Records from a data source
-- Start --

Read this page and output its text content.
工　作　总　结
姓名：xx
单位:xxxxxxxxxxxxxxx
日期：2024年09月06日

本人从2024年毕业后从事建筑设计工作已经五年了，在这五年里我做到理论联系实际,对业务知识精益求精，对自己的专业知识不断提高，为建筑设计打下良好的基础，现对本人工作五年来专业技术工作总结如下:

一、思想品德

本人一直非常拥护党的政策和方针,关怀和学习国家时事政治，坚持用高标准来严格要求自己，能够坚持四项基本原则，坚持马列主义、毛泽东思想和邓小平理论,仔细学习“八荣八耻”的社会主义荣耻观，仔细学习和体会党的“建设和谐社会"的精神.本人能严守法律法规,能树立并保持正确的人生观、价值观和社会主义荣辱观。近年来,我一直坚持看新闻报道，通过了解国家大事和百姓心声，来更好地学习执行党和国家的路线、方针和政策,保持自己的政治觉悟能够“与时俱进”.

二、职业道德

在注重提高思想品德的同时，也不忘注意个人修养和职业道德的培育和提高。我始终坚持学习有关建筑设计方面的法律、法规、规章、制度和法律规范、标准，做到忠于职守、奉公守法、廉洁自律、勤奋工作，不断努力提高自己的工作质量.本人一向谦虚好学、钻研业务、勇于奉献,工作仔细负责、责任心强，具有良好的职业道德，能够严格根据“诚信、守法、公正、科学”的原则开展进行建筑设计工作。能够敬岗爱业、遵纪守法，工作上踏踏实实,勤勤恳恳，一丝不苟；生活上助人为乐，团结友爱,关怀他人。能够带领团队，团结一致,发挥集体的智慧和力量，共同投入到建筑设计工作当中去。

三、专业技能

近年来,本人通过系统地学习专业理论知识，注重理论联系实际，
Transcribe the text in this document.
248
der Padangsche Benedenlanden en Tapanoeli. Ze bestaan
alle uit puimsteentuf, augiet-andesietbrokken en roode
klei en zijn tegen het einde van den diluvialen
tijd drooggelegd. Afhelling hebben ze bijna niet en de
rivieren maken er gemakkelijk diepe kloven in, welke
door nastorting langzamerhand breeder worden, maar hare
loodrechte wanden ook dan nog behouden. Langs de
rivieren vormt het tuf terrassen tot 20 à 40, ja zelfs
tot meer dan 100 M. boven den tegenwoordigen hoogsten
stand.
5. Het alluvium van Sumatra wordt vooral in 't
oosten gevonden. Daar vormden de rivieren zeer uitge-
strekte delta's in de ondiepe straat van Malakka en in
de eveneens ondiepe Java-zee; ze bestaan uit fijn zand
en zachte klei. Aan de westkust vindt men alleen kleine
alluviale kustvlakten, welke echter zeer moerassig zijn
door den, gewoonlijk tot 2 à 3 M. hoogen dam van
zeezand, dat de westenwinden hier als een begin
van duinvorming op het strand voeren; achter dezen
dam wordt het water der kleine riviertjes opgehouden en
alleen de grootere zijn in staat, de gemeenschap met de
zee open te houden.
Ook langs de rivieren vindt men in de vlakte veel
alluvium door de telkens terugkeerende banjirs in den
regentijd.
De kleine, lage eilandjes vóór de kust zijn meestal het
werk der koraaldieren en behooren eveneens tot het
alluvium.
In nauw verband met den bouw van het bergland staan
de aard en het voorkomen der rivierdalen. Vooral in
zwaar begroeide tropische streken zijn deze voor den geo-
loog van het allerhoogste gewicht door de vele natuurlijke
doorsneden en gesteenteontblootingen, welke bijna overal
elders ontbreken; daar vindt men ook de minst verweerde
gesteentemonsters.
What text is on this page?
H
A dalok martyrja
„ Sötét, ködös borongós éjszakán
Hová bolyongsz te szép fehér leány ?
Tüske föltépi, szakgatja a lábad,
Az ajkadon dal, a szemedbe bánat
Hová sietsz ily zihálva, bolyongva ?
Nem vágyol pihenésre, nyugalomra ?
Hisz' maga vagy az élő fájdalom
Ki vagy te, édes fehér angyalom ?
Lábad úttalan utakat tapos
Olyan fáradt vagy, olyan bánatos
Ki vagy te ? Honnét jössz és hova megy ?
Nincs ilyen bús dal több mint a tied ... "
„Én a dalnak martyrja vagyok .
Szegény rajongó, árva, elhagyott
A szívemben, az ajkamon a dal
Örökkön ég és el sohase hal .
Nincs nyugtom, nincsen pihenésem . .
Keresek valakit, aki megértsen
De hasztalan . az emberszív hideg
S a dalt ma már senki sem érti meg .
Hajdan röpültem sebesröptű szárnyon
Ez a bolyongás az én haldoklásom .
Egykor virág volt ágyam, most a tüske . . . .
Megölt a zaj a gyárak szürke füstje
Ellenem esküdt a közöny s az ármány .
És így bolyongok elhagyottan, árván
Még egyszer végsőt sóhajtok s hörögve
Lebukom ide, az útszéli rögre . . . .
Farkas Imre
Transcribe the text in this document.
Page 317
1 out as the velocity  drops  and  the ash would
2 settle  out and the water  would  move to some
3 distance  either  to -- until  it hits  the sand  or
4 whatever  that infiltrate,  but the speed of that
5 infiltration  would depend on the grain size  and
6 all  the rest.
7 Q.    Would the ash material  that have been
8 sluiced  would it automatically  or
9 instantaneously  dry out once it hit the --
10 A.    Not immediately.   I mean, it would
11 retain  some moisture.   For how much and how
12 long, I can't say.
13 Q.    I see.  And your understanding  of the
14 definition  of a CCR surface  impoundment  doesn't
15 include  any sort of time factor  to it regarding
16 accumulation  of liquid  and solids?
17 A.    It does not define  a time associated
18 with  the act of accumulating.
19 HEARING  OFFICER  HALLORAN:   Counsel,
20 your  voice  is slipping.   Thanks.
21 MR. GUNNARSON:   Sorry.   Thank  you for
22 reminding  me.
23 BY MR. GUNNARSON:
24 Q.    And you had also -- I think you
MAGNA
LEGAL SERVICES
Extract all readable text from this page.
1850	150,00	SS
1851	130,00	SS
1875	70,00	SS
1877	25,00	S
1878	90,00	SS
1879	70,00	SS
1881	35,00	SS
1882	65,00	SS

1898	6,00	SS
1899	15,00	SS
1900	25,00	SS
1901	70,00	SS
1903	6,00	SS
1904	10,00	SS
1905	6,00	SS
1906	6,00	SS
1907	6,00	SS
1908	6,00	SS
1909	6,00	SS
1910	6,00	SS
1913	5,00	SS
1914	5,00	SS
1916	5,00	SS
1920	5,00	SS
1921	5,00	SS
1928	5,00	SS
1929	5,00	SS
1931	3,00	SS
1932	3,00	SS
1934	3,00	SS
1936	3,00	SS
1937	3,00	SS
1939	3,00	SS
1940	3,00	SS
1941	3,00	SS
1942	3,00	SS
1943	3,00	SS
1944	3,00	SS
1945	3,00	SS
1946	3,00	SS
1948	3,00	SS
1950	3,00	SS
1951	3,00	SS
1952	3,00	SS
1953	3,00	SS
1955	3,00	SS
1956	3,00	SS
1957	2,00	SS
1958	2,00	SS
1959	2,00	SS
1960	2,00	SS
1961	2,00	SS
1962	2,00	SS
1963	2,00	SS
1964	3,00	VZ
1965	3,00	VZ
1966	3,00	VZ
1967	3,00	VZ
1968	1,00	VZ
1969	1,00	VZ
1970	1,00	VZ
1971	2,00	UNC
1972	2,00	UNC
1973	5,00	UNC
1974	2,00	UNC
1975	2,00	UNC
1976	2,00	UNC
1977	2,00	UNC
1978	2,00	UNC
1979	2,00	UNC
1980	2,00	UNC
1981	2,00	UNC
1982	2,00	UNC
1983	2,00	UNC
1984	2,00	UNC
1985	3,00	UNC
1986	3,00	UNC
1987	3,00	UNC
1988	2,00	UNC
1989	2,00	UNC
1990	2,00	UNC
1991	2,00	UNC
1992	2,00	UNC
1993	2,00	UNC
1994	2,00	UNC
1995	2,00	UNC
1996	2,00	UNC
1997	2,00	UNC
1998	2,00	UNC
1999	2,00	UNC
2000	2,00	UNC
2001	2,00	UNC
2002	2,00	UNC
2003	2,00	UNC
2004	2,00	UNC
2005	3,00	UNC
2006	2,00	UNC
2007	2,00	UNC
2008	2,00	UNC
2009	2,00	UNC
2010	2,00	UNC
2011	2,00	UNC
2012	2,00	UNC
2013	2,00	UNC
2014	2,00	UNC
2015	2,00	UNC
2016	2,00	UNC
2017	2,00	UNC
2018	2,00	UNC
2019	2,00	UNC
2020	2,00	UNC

-- End --

■ WHAT IS EXPECTED ■
Count every line in the entries above where the word "wordt" appears; respond with the number alone.

■ CORRECT OUTPUT ■
2